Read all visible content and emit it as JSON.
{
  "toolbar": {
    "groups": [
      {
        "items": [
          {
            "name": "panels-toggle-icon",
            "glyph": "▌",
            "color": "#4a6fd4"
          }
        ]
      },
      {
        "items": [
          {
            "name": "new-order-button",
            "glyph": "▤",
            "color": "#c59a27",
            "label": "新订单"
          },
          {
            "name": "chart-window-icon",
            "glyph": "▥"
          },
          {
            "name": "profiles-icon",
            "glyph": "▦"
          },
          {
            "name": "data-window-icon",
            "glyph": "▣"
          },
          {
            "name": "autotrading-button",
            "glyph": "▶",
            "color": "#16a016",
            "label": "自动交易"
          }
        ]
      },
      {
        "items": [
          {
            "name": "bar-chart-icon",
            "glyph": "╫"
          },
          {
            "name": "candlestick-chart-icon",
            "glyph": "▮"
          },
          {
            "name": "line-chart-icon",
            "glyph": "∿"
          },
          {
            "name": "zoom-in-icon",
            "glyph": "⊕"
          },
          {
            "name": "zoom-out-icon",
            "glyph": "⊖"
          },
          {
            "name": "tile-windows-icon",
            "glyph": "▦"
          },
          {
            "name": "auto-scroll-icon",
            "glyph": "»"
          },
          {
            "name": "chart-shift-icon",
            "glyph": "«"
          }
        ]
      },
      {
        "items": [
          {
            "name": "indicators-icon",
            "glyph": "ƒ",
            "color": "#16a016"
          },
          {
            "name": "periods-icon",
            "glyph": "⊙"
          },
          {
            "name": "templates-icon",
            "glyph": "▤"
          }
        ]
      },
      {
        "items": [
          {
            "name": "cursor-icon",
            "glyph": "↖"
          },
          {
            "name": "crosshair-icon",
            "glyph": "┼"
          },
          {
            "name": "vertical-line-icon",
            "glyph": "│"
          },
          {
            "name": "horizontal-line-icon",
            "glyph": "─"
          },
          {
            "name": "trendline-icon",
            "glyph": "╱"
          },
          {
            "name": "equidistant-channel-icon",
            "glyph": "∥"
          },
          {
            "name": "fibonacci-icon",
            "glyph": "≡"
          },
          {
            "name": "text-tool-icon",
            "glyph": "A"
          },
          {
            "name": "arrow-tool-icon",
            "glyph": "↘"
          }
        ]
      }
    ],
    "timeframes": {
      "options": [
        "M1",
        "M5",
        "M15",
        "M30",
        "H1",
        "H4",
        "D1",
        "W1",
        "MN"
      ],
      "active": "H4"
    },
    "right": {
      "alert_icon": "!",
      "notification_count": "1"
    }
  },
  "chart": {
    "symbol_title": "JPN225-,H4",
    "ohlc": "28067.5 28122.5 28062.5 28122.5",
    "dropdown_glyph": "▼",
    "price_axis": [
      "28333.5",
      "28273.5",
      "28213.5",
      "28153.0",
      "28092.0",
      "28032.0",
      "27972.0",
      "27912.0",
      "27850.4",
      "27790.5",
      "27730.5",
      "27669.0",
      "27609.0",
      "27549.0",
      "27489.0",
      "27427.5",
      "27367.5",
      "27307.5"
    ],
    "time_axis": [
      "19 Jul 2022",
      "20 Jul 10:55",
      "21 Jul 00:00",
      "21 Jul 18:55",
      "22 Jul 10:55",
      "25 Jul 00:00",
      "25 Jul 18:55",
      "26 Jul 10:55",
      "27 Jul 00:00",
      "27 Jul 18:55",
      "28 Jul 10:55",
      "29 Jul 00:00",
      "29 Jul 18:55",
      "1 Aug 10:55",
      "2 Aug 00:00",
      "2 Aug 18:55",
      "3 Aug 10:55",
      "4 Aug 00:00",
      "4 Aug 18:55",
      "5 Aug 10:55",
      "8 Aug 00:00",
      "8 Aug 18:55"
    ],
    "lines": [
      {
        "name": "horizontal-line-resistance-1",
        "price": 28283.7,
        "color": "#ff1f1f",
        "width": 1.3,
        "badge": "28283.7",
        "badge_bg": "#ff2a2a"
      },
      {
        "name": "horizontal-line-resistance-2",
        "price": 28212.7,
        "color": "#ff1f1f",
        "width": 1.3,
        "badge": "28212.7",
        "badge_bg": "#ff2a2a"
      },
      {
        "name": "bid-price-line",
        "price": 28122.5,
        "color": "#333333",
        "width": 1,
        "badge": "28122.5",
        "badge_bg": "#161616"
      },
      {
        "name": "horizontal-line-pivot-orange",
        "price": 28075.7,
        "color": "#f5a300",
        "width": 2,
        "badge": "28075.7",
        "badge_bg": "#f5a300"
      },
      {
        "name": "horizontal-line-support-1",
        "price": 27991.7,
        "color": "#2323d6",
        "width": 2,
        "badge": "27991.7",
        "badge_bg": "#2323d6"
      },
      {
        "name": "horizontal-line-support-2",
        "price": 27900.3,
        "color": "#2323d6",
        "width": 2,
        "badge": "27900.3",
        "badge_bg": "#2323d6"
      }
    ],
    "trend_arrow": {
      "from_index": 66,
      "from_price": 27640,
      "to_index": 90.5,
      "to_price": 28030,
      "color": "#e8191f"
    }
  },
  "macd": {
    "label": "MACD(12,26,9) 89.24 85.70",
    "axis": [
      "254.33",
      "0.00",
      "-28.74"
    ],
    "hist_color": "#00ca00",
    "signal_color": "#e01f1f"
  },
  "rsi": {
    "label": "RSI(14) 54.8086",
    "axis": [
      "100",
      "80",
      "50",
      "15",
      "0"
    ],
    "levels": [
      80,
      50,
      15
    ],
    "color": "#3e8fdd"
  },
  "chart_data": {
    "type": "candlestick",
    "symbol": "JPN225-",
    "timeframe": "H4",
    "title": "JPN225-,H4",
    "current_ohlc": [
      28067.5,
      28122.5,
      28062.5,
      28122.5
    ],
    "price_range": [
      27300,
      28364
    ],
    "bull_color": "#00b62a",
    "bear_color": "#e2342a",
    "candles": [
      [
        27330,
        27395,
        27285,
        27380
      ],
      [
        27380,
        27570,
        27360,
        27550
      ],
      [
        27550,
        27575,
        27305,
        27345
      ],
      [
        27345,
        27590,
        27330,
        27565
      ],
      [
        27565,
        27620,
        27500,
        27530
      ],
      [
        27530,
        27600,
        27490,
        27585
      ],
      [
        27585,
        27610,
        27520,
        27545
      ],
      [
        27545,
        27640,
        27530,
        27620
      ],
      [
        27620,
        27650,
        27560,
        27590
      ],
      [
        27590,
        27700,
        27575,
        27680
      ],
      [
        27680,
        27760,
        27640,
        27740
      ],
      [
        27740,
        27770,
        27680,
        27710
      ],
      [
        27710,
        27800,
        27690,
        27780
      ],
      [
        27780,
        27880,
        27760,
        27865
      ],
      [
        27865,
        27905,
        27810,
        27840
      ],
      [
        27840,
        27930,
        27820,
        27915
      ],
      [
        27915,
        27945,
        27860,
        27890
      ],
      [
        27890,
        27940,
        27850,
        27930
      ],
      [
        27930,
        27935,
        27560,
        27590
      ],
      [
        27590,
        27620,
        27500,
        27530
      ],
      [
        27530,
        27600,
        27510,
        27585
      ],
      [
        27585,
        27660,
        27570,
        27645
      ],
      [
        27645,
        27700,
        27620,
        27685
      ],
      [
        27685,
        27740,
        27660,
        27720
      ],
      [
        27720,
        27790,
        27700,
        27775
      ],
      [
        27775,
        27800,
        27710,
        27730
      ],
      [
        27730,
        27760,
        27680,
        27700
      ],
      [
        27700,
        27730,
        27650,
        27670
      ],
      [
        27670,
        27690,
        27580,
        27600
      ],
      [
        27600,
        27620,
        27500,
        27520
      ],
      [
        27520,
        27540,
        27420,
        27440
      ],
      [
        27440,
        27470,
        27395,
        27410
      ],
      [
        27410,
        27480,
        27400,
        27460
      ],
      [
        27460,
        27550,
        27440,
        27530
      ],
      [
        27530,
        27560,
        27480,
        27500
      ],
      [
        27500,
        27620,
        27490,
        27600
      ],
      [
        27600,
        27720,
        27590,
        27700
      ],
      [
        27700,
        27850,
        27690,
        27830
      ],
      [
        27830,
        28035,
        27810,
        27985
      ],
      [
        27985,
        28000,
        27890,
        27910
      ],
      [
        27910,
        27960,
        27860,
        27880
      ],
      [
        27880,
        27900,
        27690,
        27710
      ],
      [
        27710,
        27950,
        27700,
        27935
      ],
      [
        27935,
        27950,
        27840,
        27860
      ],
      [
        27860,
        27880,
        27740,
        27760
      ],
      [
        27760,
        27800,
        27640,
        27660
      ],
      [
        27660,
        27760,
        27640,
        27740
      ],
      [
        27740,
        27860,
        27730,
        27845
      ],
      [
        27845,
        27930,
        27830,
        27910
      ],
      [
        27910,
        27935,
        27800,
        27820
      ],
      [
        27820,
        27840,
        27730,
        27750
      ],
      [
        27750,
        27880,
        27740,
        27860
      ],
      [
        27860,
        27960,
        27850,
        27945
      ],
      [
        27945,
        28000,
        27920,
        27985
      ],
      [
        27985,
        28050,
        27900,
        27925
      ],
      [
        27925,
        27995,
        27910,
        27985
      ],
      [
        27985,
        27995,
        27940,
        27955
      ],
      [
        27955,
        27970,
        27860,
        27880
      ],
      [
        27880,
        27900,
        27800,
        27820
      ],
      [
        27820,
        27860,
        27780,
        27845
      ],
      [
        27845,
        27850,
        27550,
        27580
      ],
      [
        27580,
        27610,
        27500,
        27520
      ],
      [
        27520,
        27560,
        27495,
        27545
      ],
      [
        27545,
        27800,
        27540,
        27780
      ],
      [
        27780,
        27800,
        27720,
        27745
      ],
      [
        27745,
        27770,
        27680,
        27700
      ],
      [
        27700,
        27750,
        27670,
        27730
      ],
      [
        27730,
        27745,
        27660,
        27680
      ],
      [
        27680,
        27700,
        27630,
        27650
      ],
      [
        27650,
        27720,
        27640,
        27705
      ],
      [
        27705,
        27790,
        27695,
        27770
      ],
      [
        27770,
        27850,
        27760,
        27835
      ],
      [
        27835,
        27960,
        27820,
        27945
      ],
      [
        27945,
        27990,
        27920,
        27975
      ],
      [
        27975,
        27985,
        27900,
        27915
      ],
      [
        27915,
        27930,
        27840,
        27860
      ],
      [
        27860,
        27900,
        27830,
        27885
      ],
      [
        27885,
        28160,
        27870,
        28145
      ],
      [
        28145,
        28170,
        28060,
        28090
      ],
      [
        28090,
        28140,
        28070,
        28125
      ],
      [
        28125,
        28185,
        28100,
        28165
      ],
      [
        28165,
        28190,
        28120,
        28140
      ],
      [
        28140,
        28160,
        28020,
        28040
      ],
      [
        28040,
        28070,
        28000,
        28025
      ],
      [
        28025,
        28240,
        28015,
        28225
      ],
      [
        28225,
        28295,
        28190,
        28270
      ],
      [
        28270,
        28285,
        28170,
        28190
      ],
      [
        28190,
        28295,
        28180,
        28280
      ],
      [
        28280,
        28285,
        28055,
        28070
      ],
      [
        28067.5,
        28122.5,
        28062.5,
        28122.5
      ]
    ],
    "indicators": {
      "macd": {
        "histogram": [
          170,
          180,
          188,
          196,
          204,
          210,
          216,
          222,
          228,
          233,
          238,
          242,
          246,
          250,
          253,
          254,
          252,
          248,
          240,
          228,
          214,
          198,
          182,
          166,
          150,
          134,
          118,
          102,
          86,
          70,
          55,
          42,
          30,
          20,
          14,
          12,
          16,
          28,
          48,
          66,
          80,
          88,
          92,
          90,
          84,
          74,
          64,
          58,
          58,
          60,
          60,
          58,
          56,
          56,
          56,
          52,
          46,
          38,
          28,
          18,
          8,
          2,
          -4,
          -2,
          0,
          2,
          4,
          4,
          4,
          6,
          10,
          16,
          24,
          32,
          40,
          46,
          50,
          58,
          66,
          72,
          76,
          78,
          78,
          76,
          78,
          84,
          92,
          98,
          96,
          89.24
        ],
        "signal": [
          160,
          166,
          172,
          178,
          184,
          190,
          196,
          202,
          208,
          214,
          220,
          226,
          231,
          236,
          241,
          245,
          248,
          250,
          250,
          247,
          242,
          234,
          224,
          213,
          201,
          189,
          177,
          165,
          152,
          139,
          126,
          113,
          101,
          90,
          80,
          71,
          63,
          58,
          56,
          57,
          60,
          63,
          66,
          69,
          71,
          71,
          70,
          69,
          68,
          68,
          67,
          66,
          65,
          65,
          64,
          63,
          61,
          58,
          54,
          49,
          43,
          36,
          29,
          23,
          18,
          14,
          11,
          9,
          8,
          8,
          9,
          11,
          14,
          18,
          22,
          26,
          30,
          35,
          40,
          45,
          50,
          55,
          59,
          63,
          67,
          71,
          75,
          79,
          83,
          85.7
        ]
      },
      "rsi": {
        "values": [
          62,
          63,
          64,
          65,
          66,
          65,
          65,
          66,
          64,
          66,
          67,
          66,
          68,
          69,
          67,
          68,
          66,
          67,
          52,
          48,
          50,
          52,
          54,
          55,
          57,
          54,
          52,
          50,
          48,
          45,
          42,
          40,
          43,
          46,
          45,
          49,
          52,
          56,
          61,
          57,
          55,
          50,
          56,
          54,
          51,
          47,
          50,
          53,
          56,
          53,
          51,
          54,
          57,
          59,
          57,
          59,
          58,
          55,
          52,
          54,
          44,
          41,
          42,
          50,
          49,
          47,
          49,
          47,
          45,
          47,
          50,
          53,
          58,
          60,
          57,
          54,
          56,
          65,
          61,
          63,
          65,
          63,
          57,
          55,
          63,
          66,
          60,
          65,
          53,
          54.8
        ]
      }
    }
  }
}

*Exercise description:* Scan the material above for the word "label". Copy each line where it occurs.

*Result for this exercise:*
            "label": "新订单"
            "label": "自动交易"
    "label": "MACD(12,26,9) 89.24 85.70",
    "label": "RSI(14) 54.8086",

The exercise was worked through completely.